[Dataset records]
------------------------------------------------------------
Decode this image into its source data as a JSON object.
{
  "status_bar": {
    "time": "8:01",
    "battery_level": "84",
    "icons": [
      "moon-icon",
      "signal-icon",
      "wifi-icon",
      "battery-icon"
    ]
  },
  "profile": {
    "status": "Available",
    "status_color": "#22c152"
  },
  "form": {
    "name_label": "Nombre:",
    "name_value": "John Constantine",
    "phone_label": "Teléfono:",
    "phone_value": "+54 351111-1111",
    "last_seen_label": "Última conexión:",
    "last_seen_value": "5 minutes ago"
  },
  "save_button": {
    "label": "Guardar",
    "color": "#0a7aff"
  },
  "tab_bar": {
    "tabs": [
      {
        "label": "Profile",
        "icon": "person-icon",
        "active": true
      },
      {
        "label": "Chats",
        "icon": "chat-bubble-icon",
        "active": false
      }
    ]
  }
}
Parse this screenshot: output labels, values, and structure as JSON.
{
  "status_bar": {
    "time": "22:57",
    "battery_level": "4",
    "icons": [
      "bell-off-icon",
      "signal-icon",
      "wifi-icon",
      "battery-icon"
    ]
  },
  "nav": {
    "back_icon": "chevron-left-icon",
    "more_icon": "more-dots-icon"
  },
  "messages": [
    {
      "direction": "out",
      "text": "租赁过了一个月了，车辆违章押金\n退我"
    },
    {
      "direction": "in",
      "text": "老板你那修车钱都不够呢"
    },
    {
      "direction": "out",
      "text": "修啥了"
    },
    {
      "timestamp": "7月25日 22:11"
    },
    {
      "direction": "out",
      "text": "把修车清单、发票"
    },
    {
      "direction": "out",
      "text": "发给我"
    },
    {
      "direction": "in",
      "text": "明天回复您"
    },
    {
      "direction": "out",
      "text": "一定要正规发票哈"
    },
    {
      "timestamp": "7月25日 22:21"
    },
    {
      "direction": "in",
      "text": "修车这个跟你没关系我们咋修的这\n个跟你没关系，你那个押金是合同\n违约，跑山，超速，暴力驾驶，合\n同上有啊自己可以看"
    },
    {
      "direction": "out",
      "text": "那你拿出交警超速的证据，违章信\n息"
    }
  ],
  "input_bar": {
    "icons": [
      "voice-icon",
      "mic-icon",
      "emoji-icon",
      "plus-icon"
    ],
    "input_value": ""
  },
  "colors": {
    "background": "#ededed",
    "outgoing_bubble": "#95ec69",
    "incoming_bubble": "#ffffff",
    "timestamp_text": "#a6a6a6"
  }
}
------------------------------------------------------------
• EXERCISE BRIEF
Reproduce the material above exactly; please quote every line of it.

• TASK SOLUTION
Decode this image into its source data as a JSON object.
{
  "status_bar": {
    "time": "8:01",
    "battery_level": "84",
    "icons": [
      "moon-icon",
      "signal-icon",
      "wifi-icon",
      "battery-icon"
    ]
  },
  "profile": {
    "status": "Available",
    "status_color": "#22c152"
  },
  "form": {
    "name_label": "Nombre:",
    "name_value": "John Constantine",
    "phone_label": "Teléfono:",
    "phone_value": "+54 351111-1111",
    "last_seen_label": "Última conexión:",
    "last_seen_value": "5 minutes ago"
  },
  "save_button": {
    "label": "Guardar",
    "color": "#0a7aff"
  },
  "tab_bar": {
    "tabs": [
      {
        "label": "Profile",
        "icon": "person-icon",
        "active": true
      },
      {
        "label": "Chats",
        "icon": "chat-bubble-icon",
        "active": false
      }
    ]
  }
}
Parse this screenshot: output labels, values, and structure as JSON.
{
  "status_bar": {
    "time": "22:57",
    "battery_level": "4",
    "icons": [
      "bell-off-icon",
      "signal-icon",
      "wifi-icon",
      "battery-icon"
    ]
  },
  "nav": {
    "back_icon": "chevron-left-icon",
    "more_icon": "more-dots-icon"
  },
  "messages": [
    {
      "direction": "out",
      "text": "租赁过了一个月了，车辆违章押金\n退我"
    },
    {
      "direction": "in",
      "text": "老板你那修车钱都不够呢"
    },
    {
      "direction": "out",
      "text": "修啥了"
    },
    {
      "timestamp": "7月25日 22:11"
    },
    {
      "direction": "out",
      "text": "把修车清单、发票"
    },
    {
      "direction": "out",
      "text": "发给我"
    },
    {
      "direction": "in",
      "text": "明天回复您"
    },
    {
      "direction": "out",
      "text": "一定要正规发票哈"
    },
    {
      "timestamp": "7月25日 22:21"
    },
    {
      "direction": "in",
      "text": "修车这个跟你没关系我们咋修的这\n个跟你没关系，你那个押金是合同\n违约，跑山，超速，暴力驾驶，合\n同上有啊自己可以看"
    },
    {
      "direction": "out",
      "text": "那你拿出交警超速的证据，违章信\n息"
    }
  ],
  "input_bar": {
    "icons": [
      "voice-icon",
      "mic-icon",
      "emoji-icon",
      "plus-icon"
    ],
    "input_value": ""
  },
  "colors": {
    "background": "#ededed",
    "outgoing_bubble": "#95ec69",
    "incoming_bubble": "#ffffff",
    "timestamp_text": "#a6a6a6"
  }
}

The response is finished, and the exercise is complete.